─── MATERIAL FOR THIS EXERCISE ───
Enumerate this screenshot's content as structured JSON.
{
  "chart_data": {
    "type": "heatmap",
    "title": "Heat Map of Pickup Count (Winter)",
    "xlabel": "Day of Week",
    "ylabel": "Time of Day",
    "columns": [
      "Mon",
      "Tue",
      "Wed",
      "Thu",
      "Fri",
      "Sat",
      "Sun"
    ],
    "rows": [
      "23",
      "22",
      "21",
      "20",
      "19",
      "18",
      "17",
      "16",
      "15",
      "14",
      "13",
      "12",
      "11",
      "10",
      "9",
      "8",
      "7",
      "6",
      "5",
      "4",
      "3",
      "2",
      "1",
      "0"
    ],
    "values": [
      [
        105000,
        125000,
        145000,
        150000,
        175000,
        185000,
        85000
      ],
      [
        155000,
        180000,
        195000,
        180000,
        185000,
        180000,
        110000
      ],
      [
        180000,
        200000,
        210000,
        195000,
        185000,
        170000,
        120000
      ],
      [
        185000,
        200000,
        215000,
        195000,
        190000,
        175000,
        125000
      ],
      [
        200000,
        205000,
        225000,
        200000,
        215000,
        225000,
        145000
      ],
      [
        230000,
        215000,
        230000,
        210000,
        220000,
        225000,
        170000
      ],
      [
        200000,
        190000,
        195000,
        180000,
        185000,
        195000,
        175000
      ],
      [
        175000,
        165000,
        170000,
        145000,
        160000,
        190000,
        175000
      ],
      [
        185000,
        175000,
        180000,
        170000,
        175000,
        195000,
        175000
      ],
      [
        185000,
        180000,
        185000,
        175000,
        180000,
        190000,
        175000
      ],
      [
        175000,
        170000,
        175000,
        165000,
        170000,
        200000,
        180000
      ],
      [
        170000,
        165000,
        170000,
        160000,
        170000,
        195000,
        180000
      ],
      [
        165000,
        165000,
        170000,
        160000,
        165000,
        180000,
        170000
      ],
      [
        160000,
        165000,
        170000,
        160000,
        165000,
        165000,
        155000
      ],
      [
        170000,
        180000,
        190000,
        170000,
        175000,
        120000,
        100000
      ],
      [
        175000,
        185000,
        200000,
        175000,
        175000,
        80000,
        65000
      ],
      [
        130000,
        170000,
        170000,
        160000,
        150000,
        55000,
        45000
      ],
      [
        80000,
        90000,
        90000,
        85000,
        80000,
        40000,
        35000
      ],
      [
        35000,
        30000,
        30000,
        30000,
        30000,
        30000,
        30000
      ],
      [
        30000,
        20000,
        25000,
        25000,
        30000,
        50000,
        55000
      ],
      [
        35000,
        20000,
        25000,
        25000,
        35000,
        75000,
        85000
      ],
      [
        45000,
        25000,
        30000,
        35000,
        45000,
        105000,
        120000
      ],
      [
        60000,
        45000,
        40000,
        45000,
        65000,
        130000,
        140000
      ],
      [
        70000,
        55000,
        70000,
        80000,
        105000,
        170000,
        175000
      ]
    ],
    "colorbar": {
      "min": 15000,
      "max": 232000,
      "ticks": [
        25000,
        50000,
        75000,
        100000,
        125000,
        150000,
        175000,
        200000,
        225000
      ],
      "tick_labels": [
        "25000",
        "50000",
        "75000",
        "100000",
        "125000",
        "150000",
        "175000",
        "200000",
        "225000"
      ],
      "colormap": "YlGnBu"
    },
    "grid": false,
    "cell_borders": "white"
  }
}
───
─── MATERIAL FOR THIS EXERCISE ───
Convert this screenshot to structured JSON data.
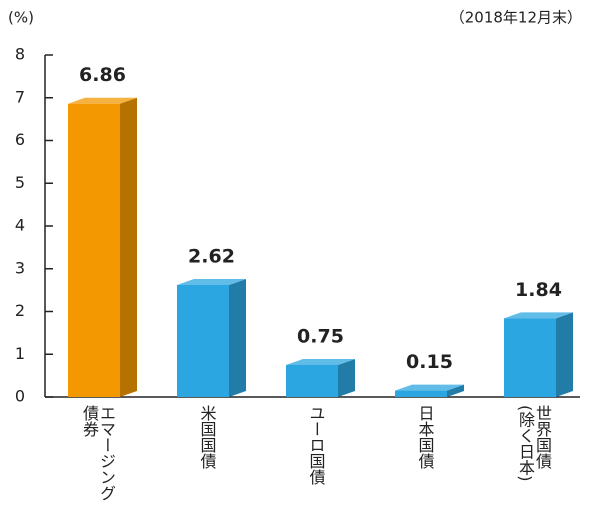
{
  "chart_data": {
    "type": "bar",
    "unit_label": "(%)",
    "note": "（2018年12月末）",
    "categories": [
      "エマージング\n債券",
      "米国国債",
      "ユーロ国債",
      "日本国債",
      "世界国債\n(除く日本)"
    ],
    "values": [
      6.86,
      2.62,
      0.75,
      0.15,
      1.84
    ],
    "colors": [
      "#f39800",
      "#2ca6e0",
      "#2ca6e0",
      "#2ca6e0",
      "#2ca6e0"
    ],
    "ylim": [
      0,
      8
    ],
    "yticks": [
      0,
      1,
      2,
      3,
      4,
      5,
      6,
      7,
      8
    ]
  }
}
───
(TASK PROMPT):
Check each line in the records for the word "structured" and say how many have it, with nothing else.

(THE COMPLETED TASK):
2